(TASK INSTRUCTIONS):
Quote the data below in full, minus the images.

** Start RECORD EXCERPTS **

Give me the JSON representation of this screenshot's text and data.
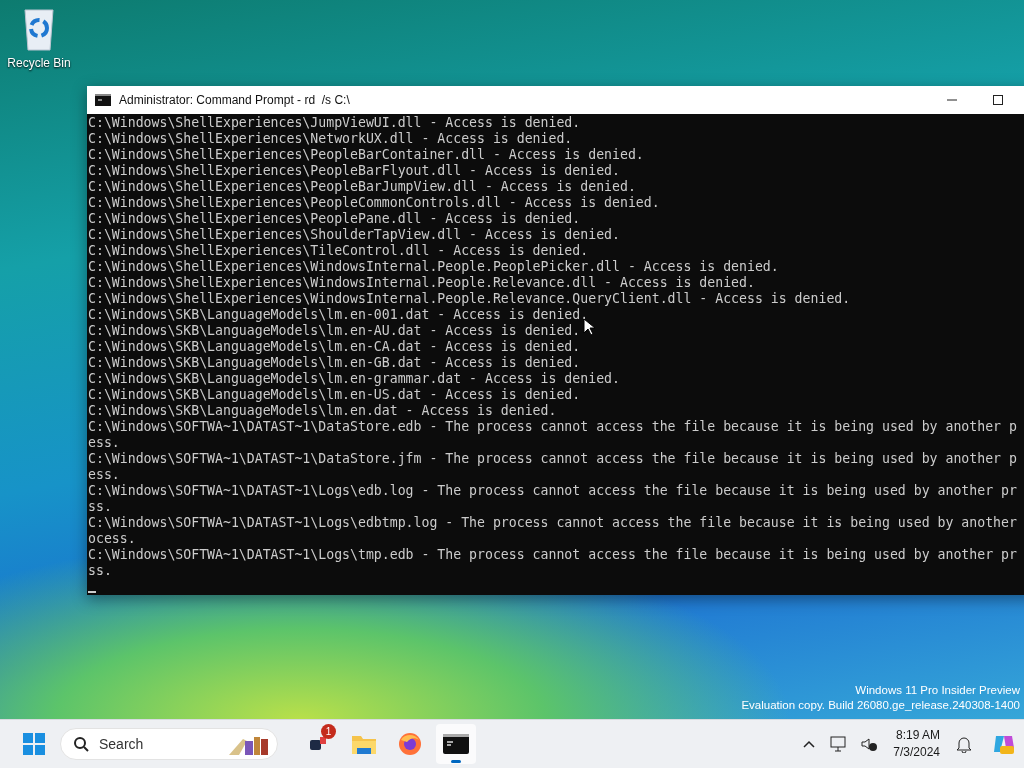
{
  "desktop": {
    "icons": [
      {
        "label": "Recycle Bin"
      }
    ],
    "watermark": [
      "Windows 11 Pro Insider Preview",
      "Evaluation copy. Build 26080.ge_release.240308-1400"
    ]
  },
  "window": {
    "title": "Administrator: Command Prompt - rd  /s C:\\",
    "console_lines": [
      "C:\\Windows\\ShellExperiences\\JumpViewUI.dll - Access is denied.",
      "C:\\Windows\\ShellExperiences\\NetworkUX.dll - Access is denied.",
      "C:\\Windows\\ShellExperiences\\PeopleBarContainer.dll - Access is denied.",
      "C:\\Windows\\ShellExperiences\\PeopleBarFlyout.dll - Access is denied.",
      "C:\\Windows\\ShellExperiences\\PeopleBarJumpView.dll - Access is denied.",
      "C:\\Windows\\ShellExperiences\\PeopleCommonControls.dll - Access is denied.",
      "C:\\Windows\\ShellExperiences\\PeoplePane.dll - Access is denied.",
      "C:\\Windows\\ShellExperiences\\ShoulderTapView.dll - Access is denied.",
      "C:\\Windows\\ShellExperiences\\TileControl.dll - Access is denied.",
      "C:\\Windows\\ShellExperiences\\WindowsInternal.People.PeoplePicker.dll - Access is denied.",
      "C:\\Windows\\ShellExperiences\\WindowsInternal.People.Relevance.dll - Access is denied.",
      "C:\\Windows\\ShellExperiences\\WindowsInternal.People.Relevance.QueryClient.dll - Access is denied.",
      "C:\\Windows\\SKB\\LanguageModels\\lm.en-001.dat - Access is denied.",
      "C:\\Windows\\SKB\\LanguageModels\\lm.en-AU.dat - Access is denied.",
      "C:\\Windows\\SKB\\LanguageModels\\lm.en-CA.dat - Access is denied.",
      "C:\\Windows\\SKB\\LanguageModels\\lm.en-GB.dat - Access is denied.",
      "C:\\Windows\\SKB\\LanguageModels\\lm.en-grammar.dat - Access is denied.",
      "C:\\Windows\\SKB\\LanguageModels\\lm.en-US.dat - Access is denied.",
      "C:\\Windows\\SKB\\LanguageModels\\lm.en.dat - Access is denied.",
      "C:\\Windows\\SOFTWA~1\\DATAST~1\\DataStore.edb - The process cannot access the file because it is being used by another p",
      "ess.",
      "C:\\Windows\\SOFTWA~1\\DATAST~1\\DataStore.jfm - The process cannot access the file because it is being used by another p",
      "ess.",
      "C:\\Windows\\SOFTWA~1\\DATAST~1\\Logs\\edb.log - The process cannot access the file because it is being used by another pr",
      "ss.",
      "C:\\Windows\\SOFTWA~1\\DATAST~1\\Logs\\edbtmp.log - The process cannot access the file because it is being used by another",
      "ocess.",
      "C:\\Windows\\SOFTWA~1\\DATAST~1\\Logs\\tmp.edb - The process cannot access the file because it is being used by another pr",
      "ss."
    ]
  },
  "taskbar": {
    "search": {
      "placeholder": "Search"
    },
    "apps": [
      {
        "kind": "messages",
        "selected": false,
        "badge": "1"
      },
      {
        "kind": "explorer",
        "selected": false
      },
      {
        "kind": "firefox",
        "selected": false
      },
      {
        "kind": "terminal",
        "selected": true
      }
    ],
    "clock": {
      "time": "8:19 AM",
      "date": "7/3/2024"
    }
  }
}
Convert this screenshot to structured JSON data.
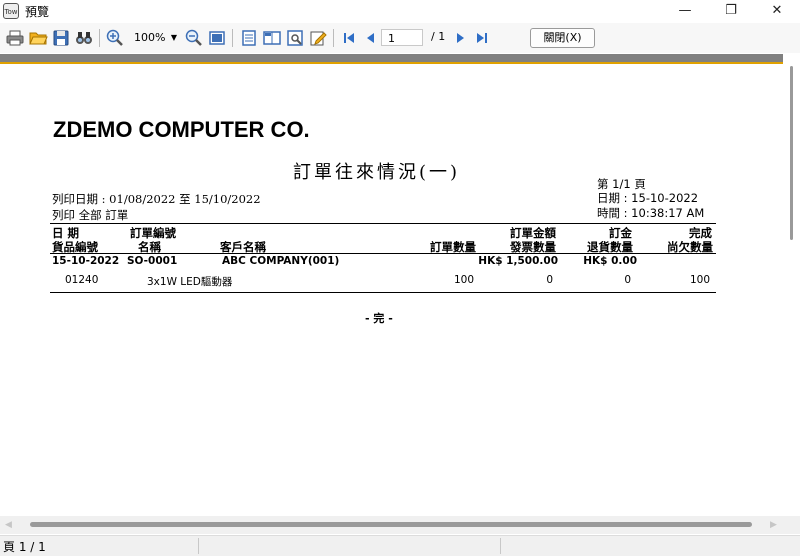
{
  "window": {
    "title": "預覽",
    "app_icon": "Tow",
    "controls": {
      "minimize": "—",
      "maximize": "❐",
      "close": "✕"
    }
  },
  "toolbar": {
    "zoom": "100%",
    "page_current": "1",
    "page_total": "/ 1",
    "close_label": "關閉(X)"
  },
  "report": {
    "company": "ZDEMO COMPUTER CO.",
    "title": "訂單往來情況(一)",
    "print_date_range": "列印日期 : 01/08/2022 至 15/10/2022",
    "print_scope": "列印 全部 訂單",
    "page_info": "第 1/1 頁",
    "date": "日期 : 15-10-2022",
    "time": "時間 : 10:38:17 AM",
    "headers": {
      "date": "日 期",
      "order_no": "訂單編號",
      "item_no": "貨品編號",
      "name": "名稱",
      "customer": "客戶名稱",
      "order_qty": "訂單數量",
      "order_amount": "訂單金額",
      "invoice_qty": "發票數量",
      "deposit": "訂金",
      "return_qty": "退貨數量",
      "complete": "完成",
      "outstanding_qty": "尚欠數量"
    },
    "order": {
      "date": "15-10-2022",
      "order_no": "SO-0001",
      "customer": "ABC COMPANY(001)",
      "amount": "HK$ 1,500.00",
      "deposit": "HK$ 0.00"
    },
    "items": [
      {
        "code": "01240",
        "name": "3x1W LED驅動器",
        "order_qty": "100",
        "invoice_qty": "0",
        "return_qty": "0",
        "outstanding_qty": "100"
      }
    ],
    "end_mark": "- 完 -"
  },
  "status": {
    "page": "頁 1 / 1"
  }
}
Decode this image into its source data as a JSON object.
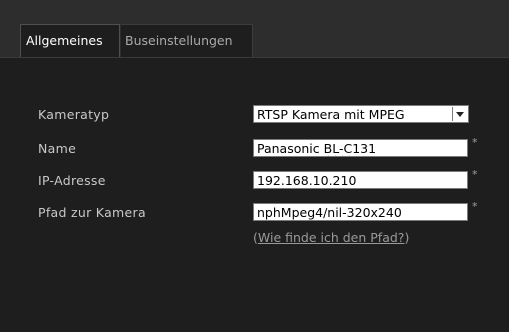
{
  "tabs": [
    {
      "label": "Allgemeines",
      "active": true
    },
    {
      "label": "Buseinstellungen",
      "active": false
    }
  ],
  "form": {
    "camera_type": {
      "label": "Kameratyp",
      "value": "RTSP Kamera mit MPEG"
    },
    "name": {
      "label": "Name",
      "value_prefix": "Panasonic ",
      "value_misspelled": "BL-C",
      "value_suffix": "131",
      "required_mark": "*"
    },
    "ip_address": {
      "label": "IP-Adresse",
      "value": "192.168.10.210",
      "required_mark": "*"
    },
    "camera_path": {
      "label": "Pfad zur Kamera",
      "value": "nphMpeg4/nil-320x240",
      "required_mark": "*"
    }
  },
  "help": {
    "open_paren": "(",
    "link_text": "Wie finde ich den Pfad?",
    "close_paren": ")"
  },
  "colors": {
    "background": "#1e1e1e",
    "tabbar": "#2d2d2d",
    "label_text": "#c8c8c8",
    "link_text": "#9a9a9a",
    "spellcheck_underline": "#d03030"
  },
  "icons": {
    "dropdown": "chevron-down-icon"
  }
}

** End RECORD EXCERPTS **

(TASK ANSWER):
Give me the JSON representation of this screenshot's text and data.
{
  "desktop": {
    "icons": [
      {
        "label": "Recycle Bin"
      }
    ],
    "watermark": [
      "Windows 11 Pro Insider Preview",
      "Evaluation copy. Build 26080.ge_release.240308-1400"
    ]
  },
  "window": {
    "title": "Administrator: Command Prompt - rd  /s C:\\",
    "console_lines": [
      "C:\\Windows\\ShellExperiences\\JumpViewUI.dll - Access is denied.",
      "C:\\Windows\\ShellExperiences\\NetworkUX.dll - Access is denied.",
      "C:\\Windows\\ShellExperiences\\PeopleBarContainer.dll - Access is denied.",
      "C:\\Windows\\ShellExperiences\\PeopleBarFlyout.dll - Access is denied.",
      "C:\\Windows\\ShellExperiences\\PeopleBarJumpView.dll - Access is denied.",
      "C:\\Windows\\ShellExperiences\\PeopleCommonControls.dll - Access is denied.",
      "C:\\Windows\\ShellExperiences\\PeoplePane.dll - Access is denied.",
      "C:\\Windows\\ShellExperiences\\ShoulderTapView.dll - Access is denied.",
      "C:\\Windows\\ShellExperiences\\TileControl.dll - Access is denied.",
      "C:\\Windows\\ShellExperiences\\WindowsInternal.People.PeoplePicker.dll - Access is denied.",
      "C:\\Windows\\ShellExperiences\\WindowsInternal.People.Relevance.dll - Access is denied.",
      "C:\\Windows\\ShellExperiences\\WindowsInternal.People.Relevance.QueryClient.dll - Access is denied.",
      "C:\\Windows\\SKB\\LanguageModels\\lm.en-001.dat - Access is denied.",
      "C:\\Windows\\SKB\\LanguageModels\\lm.en-AU.dat - Access is denied.",
      "C:\\Windows\\SKB\\LanguageModels\\lm.en-CA.dat - Access is denied.",
      "C:\\Windows\\SKB\\LanguageModels\\lm.en-GB.dat - Access is denied.",
      "C:\\Windows\\SKB\\LanguageModels\\lm.en-grammar.dat - Access is denied.",
      "C:\\Windows\\SKB\\LanguageModels\\lm.en-US.dat - Access is denied.",
      "C:\\Windows\\SKB\\LanguageModels\\lm.en.dat - Access is denied.",
      "C:\\Windows\\SOFTWA~1\\DATAST~1\\DataStore.edb - The process cannot access the file because it is being used by another p",
      "ess.",
      "C:\\Windows\\SOFTWA~1\\DATAST~1\\DataStore.jfm - The process cannot access the file because it is being used by another p",
      "ess.",
      "C:\\Windows\\SOFTWA~1\\DATAST~1\\Logs\\edb.log - The process cannot access the file because it is being used by another pr",
      "ss.",
      "C:\\Windows\\SOFTWA~1\\DATAST~1\\Logs\\edbtmp.log - The process cannot access the file because it is being used by another",
      "ocess.",
      "C:\\Windows\\SOFTWA~1\\DATAST~1\\Logs\\tmp.edb - The process cannot access the file because it is being used by another pr",
      "ss."
    ]
  },
  "taskbar": {
    "search": {
      "placeholder": "Search"
    },
    "apps": [
      {
        "kind": "messages",
        "selected": false,
        "badge": "1"
      },
      {
        "kind": "explorer",
        "selected": false
      },
      {
        "kind": "firefox",
        "selected": false
      },
      {
        "kind": "terminal",
        "selected": true
      }
    ],
    "clock": {
      "time": "8:19 AM",
      "date": "7/3/2024"
    }
  }
}
Convert this screenshot to structured JSON data.
{
  "window": {
    "title": "預覽",
    "app_icon": "Tow",
    "controls": {
      "minimize": "—",
      "maximize": "❐",
      "close": "✕"
    }
  },
  "toolbar": {
    "zoom": "100%",
    "page_current": "1",
    "page_total": "/ 1",
    "close_label": "關閉(X)"
  },
  "report": {
    "company": "ZDEMO COMPUTER CO.",
    "title": "訂單往來情況(一)",
    "print_date_range": "列印日期 : 01/08/2022 至 15/10/2022",
    "print_scope": "列印 全部 訂單",
    "page_info": "第 1/1 頁",
    "date": "日期 : 15-10-2022",
    "time": "時間 : 10:38:17 AM",
    "headers": {
      "date": "日 期",
      "order_no": "訂單編號",
      "item_no": "貨品編號",
      "name": "名稱",
      "customer": "客戶名稱",
      "order_qty": "訂單數量",
      "order_amount": "訂單金額",
      "invoice_qty": "發票數量",
      "deposit": "訂金",
      "return_qty": "退貨數量",
      "complete": "完成",
      "outstanding_qty": "尚欠數量"
    },
    "order": {
      "date": "15-10-2022",
      "order_no": "SO-0001",
      "customer": "ABC COMPANY(001)",
      "amount": "HK$ 1,500.00",
      "deposit": "HK$ 0.00"
    },
    "items": [
      {
        "code": "01240",
        "name": "3x1W LED驅動器",
        "order_qty": "100",
        "invoice_qty": "0",
        "return_qty": "0",
        "outstanding_qty": "100"
      }
    ],
    "end_mark": "- 完 -"
  },
  "status": {
    "page": "頁 1 / 1"
  }
}
Decode this image into its source data as a JSON object.
{
  "tabs": [
    {
      "label": "Allgemeines",
      "active": true
    },
    {
      "label": "Buseinstellungen",
      "active": false
    }
  ],
  "form": {
    "camera_type": {
      "label": "Kameratyp",
      "value": "RTSP Kamera mit MPEG"
    },
    "name": {
      "label": "Name",
      "value_prefix": "Panasonic ",
      "value_misspelled": "BL-C",
      "value_suffix": "131",
      "required_mark": "*"
    },
    "ip_address": {
      "label": "IP-Adresse",
      "value": "192.168.10.210",
      "required_mark": "*"
    },
    "camera_path": {
      "label": "Pfad zur Kamera",
      "value": "nphMpeg4/nil-320x240",
      "required_mark": "*"
    }
  },
  "help": {
    "open_paren": "(",
    "link_text": "Wie finde ich den Pfad?",
    "close_paren": ")"
  },
  "colors": {
    "background": "#1e1e1e",
    "tabbar": "#2d2d2d",
    "label_text": "#c8c8c8",
    "link_text": "#9a9a9a",
    "spellcheck_underline": "#d03030"
  },
  "icons": {
    "dropdown": "chevron-down-icon"
  }
}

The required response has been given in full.